■ TASK BRIEF: Print the listing below exactly.

===== LISTING =====

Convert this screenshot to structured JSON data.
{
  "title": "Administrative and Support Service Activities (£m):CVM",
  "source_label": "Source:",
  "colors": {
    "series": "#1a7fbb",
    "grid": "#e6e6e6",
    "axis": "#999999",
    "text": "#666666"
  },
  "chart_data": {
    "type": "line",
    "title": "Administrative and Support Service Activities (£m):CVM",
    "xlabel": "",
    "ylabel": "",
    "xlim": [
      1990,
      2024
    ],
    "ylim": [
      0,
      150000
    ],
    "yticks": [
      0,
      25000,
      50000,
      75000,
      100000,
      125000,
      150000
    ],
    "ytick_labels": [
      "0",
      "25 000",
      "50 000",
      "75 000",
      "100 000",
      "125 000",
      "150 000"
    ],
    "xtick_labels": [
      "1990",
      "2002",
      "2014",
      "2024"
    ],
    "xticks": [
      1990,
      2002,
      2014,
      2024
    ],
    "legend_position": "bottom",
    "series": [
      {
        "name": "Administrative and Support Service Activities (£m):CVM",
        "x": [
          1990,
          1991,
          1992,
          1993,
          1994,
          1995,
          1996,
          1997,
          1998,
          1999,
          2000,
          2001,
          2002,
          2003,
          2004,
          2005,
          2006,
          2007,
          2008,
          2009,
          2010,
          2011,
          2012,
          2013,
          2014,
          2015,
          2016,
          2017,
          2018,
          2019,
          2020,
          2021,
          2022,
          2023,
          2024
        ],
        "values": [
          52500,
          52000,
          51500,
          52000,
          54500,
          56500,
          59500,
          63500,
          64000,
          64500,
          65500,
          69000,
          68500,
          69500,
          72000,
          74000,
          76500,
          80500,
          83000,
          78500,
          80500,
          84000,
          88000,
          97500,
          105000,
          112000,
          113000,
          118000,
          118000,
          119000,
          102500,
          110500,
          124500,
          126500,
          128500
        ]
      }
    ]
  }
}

=====

■ RESULT BELOW:
Convert this screenshot to structured JSON data.
{
  "title": "Administrative and Support Service Activities (£m):CVM",
  "source_label": "Source:",
  "colors": {
    "series": "#1a7fbb",
    "grid": "#e6e6e6",
    "axis": "#999999",
    "text": "#666666"
  },
  "chart_data": {
    "type": "line",
    "title": "Administrative and Support Service Activities (£m):CVM",
    "xlabel": "",
    "ylabel": "",
    "xlim": [
      1990,
      2024
    ],
    "ylim": [
      0,
      150000
    ],
    "yticks": [
      0,
      25000,
      50000,
      75000,
      100000,
      125000,
      150000
    ],
    "ytick_labels": [
      "0",
      "25 000",
      "50 000",
      "75 000",
      "100 000",
      "125 000",
      "150 000"
    ],
    "xtick_labels": [
      "1990",
      "2002",
      "2014",
      "2024"
    ],
    "xticks": [
      1990,
      2002,
      2014,
      2024
    ],
    "legend_position": "bottom",
    "series": [
      {
        "name": "Administrative and Support Service Activities (£m):CVM",
        "x": [
          1990,
          1991,
          1992,
          1993,
          1994,
          1995,
          1996,
          1997,
          1998,
          1999,
          2000,
          2001,
          2002,
          2003,
          2004,
          2005,
          2006,
          2007,
          2008,
          2009,
          2010,
          2011,
          2012,
          2013,
          2014,
          2015,
          2016,
          2017,
          2018,
          2019,
          2020,
          2021,
          2022,
          2023,
          2024
        ],
        "values": [
          52500,
          52000,
          51500,
          52000,
          54500,
          56500,
          59500,
          63500,
          64000,
          64500,
          65500,
          69000,
          68500,
          69500,
          72000,
          74000,
          76500,
          80500,
          83000,
          78500,
          80500,
          84000,
          88000,
          97500,
          105000,
          112000,
          113000,
          118000,
          118000,
          119000,
          102500,
          110500,
          124500,
          126500,
          128500
        ]
      }
    ]
  }
}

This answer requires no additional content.